## WHAT THE TASK ASKS
Keep every line of the data below that has the string "komma" and present those lines.

Top of INFORMATION SUPPLIED

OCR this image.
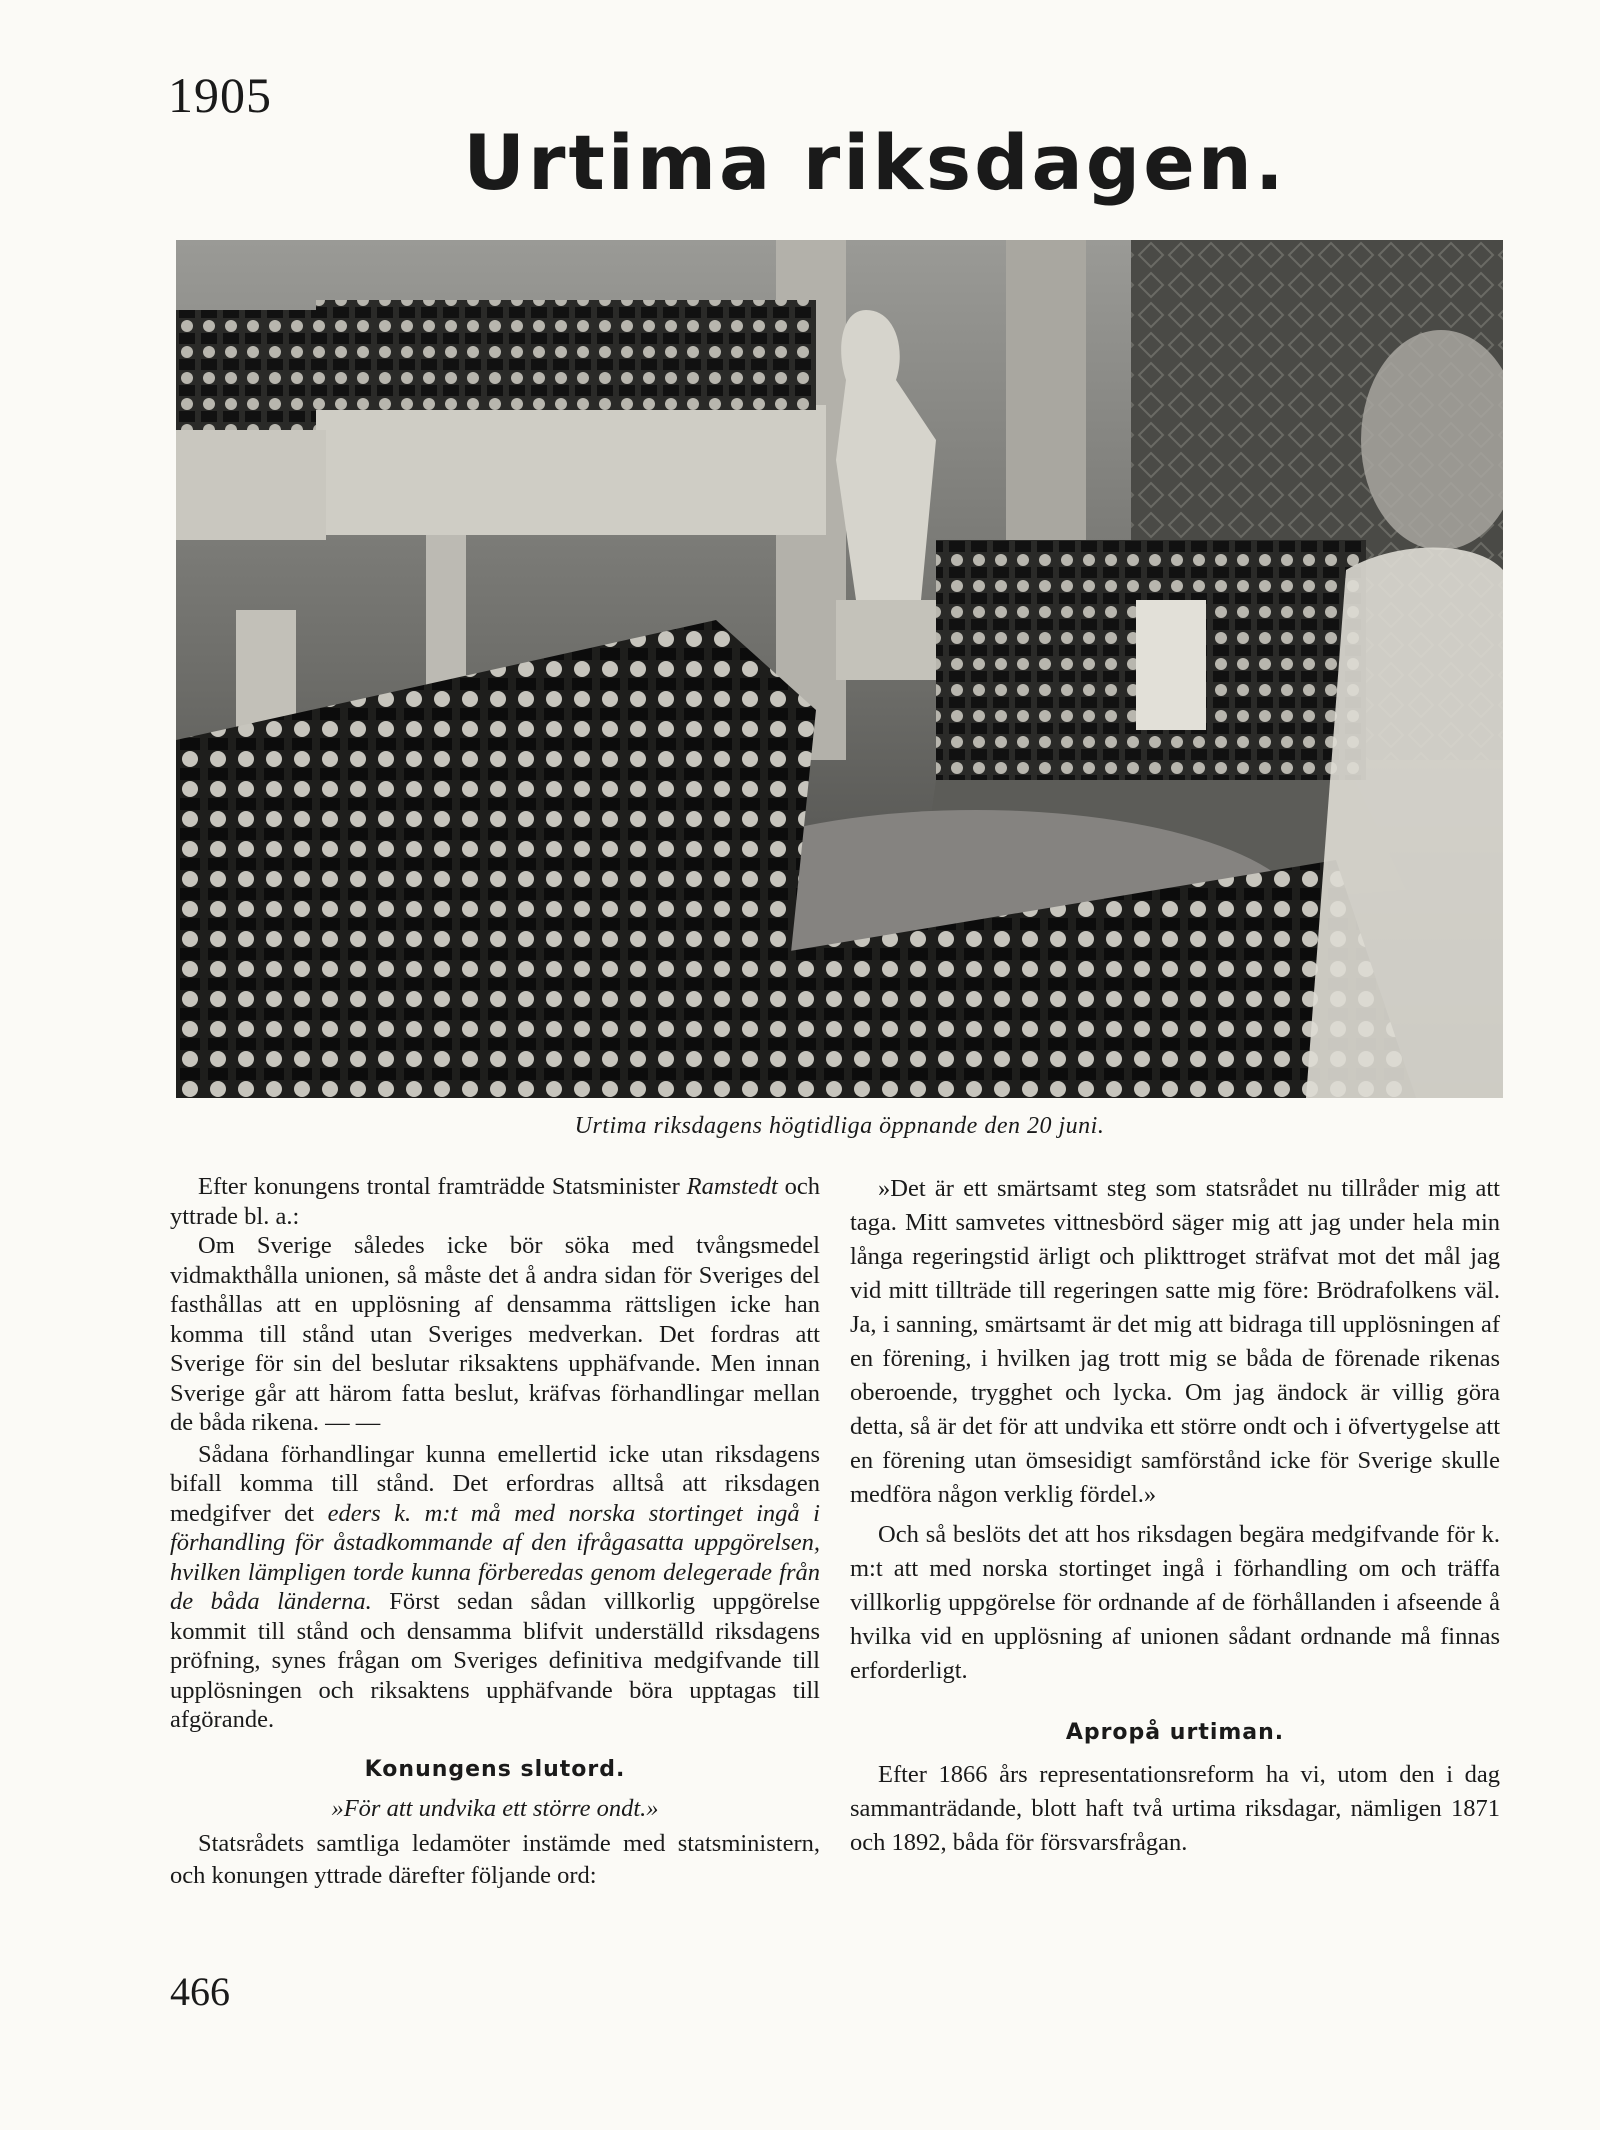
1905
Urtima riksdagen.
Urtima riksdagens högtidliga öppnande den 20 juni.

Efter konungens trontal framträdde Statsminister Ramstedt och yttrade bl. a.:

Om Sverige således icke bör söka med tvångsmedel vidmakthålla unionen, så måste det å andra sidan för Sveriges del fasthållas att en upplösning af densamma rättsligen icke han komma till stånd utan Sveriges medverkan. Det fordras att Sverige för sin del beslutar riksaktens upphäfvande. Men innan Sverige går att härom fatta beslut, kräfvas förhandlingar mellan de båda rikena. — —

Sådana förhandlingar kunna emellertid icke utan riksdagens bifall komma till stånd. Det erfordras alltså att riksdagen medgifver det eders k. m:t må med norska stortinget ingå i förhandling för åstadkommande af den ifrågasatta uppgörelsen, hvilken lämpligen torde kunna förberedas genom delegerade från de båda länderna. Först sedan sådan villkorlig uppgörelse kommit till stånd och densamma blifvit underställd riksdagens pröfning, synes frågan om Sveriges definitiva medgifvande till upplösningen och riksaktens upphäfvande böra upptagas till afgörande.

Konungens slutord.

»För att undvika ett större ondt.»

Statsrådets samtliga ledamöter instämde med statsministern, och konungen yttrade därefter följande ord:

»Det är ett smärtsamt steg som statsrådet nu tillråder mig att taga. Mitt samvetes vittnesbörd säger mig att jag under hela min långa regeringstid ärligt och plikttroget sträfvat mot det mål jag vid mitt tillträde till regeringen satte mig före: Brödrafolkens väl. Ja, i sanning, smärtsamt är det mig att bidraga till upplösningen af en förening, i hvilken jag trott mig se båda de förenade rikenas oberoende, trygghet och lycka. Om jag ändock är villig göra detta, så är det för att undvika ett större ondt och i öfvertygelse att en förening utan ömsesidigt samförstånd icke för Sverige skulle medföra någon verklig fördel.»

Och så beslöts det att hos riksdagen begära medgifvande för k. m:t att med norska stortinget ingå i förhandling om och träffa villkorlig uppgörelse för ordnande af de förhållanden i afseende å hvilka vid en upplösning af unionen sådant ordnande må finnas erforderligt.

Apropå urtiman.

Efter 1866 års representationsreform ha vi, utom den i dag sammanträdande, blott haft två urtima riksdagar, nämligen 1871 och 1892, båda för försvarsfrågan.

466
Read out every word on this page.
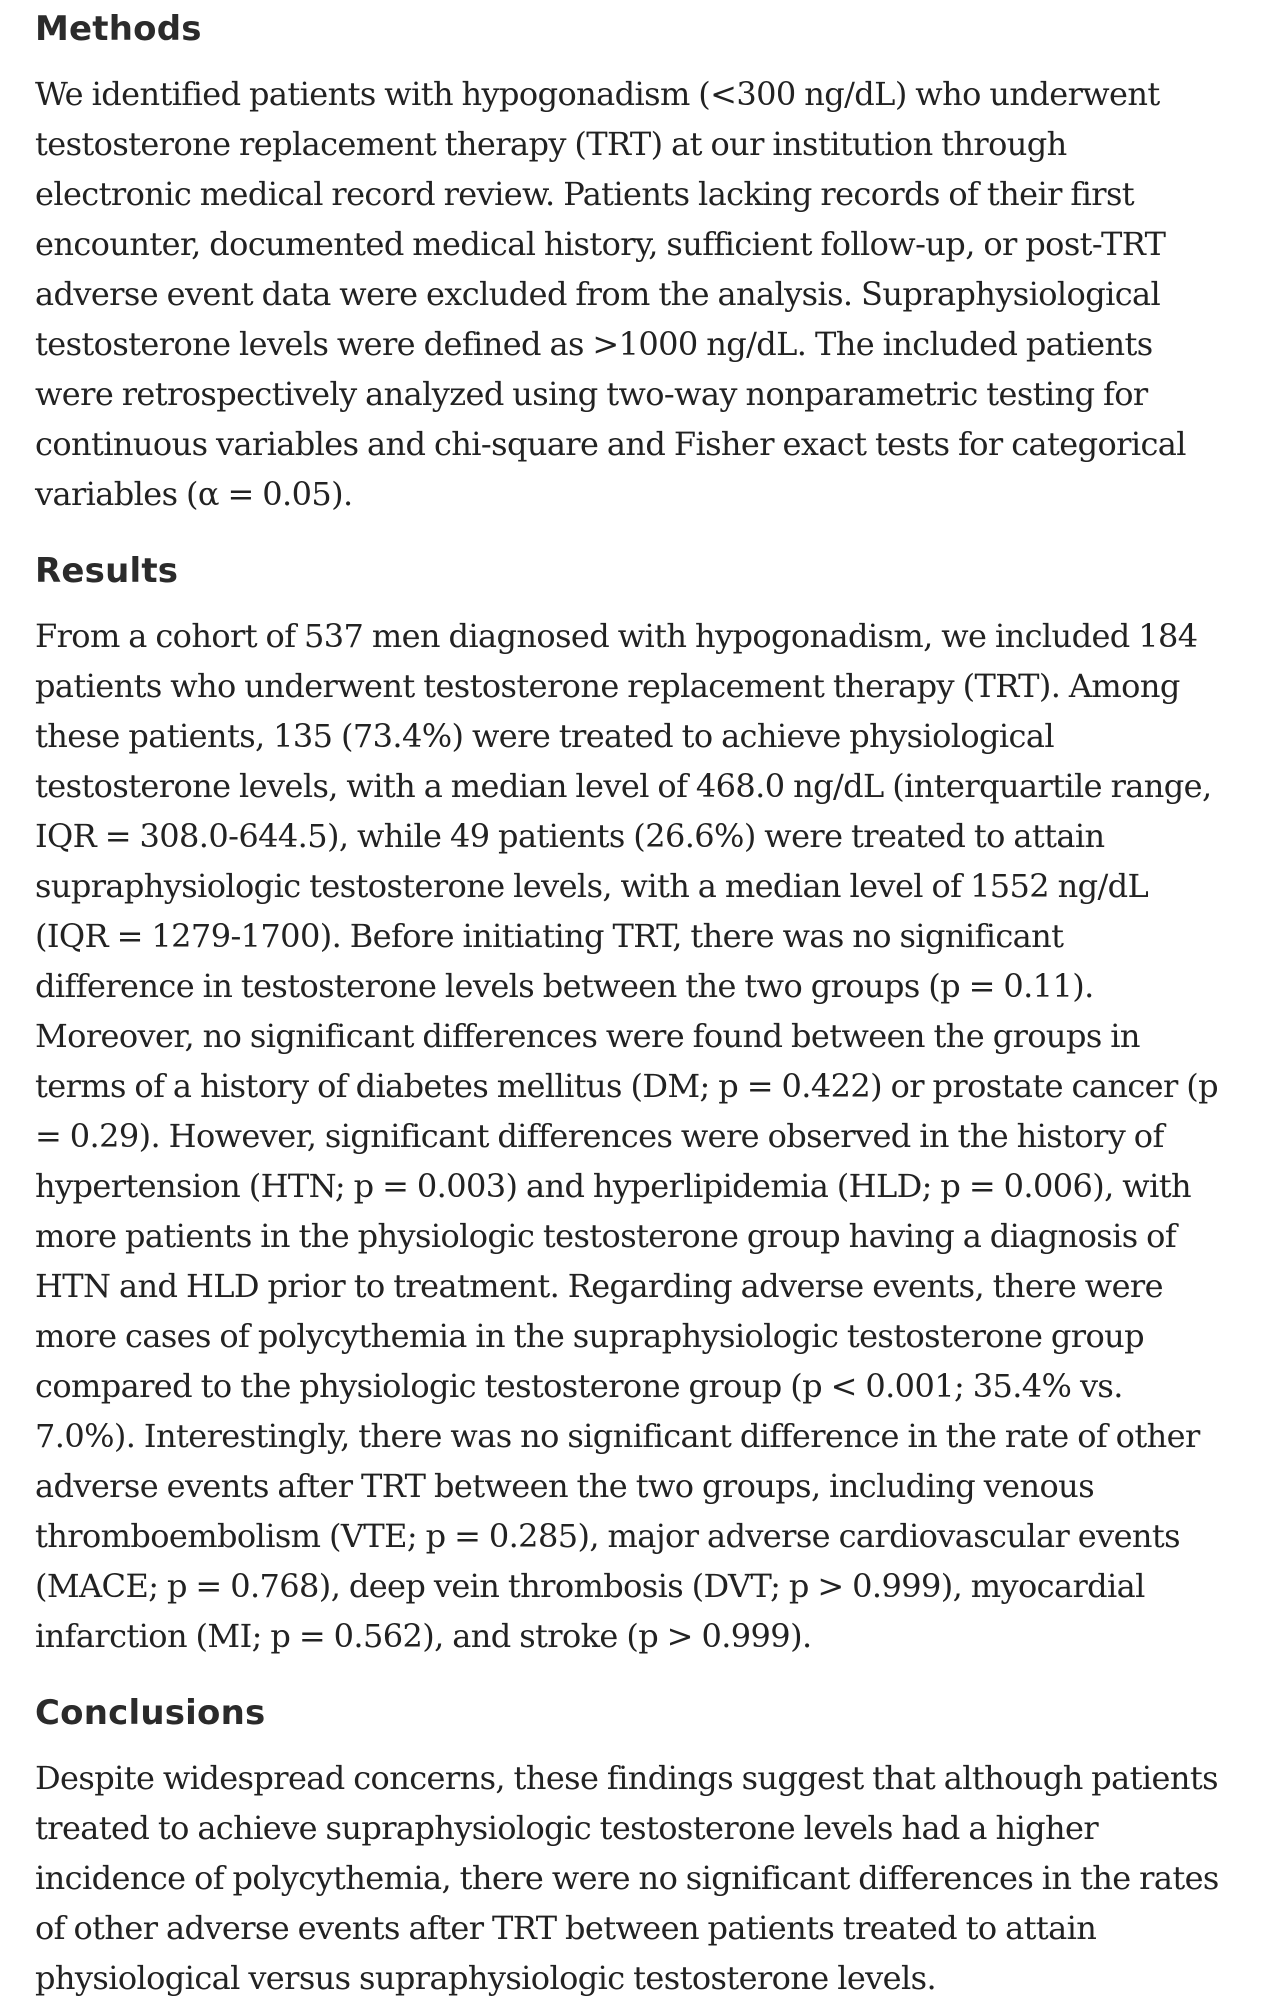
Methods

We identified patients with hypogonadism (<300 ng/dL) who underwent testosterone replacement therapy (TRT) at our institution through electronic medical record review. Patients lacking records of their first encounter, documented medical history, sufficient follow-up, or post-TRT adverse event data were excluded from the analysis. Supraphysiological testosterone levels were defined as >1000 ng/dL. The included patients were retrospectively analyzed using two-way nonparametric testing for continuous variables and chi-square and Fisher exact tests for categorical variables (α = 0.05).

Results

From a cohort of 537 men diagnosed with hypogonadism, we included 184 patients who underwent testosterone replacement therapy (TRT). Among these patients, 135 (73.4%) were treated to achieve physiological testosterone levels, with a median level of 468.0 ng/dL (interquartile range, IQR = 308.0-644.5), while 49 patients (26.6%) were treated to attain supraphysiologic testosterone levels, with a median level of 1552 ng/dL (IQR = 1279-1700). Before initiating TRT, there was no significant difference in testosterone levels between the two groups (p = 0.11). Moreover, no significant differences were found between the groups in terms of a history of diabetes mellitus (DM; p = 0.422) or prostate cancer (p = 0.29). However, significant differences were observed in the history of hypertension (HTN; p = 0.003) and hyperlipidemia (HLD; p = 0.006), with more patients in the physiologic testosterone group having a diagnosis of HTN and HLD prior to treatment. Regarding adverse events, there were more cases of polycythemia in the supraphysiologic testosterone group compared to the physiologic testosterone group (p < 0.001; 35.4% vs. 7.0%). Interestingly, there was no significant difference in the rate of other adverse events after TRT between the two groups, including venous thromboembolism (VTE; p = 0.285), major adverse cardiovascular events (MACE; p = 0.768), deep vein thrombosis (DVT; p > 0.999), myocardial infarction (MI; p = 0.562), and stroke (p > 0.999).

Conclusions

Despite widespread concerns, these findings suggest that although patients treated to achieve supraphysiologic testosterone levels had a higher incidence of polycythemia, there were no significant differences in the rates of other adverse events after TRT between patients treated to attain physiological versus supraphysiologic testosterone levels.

Bottom of INFORMATION SUPPLIED

## ANSWER TO THIS EXERCISE
Om Sverige således icke bör söka med tvångsmedel vidmakthålla unionen, så måste det å andra sidan för Sveriges del fasthållas att en upplösning af densamma rättsligen icke han komma till stånd utan Sveriges medverkan. Det fordras att Sverige för sin del beslutar riksaktens upphäfvande. Men innan Sverige går att härom fatta beslut, kräfvas förhandlingar mellan de båda rikena. — —
Sådana förhandlingar kunna emellertid icke utan riksdagens bifall komma till stånd. Det erfordras alltså att riksdagen medgifver det eders k. m:t må med norska stortinget ingå i förhandling för åstadkommande af den ifrågasatta uppgörelsen, hvilken lämpligen torde kunna förberedas genom delegerade från de båda länderna. Först sedan sådan villkorlig uppgörelse kommit till stånd och densamma blifvit underställd riksdagens pröfning, synes frågan om Sveriges definitiva medgifvande till upplösningen och riksaktens upphäfvande böra upptagas till afgörande.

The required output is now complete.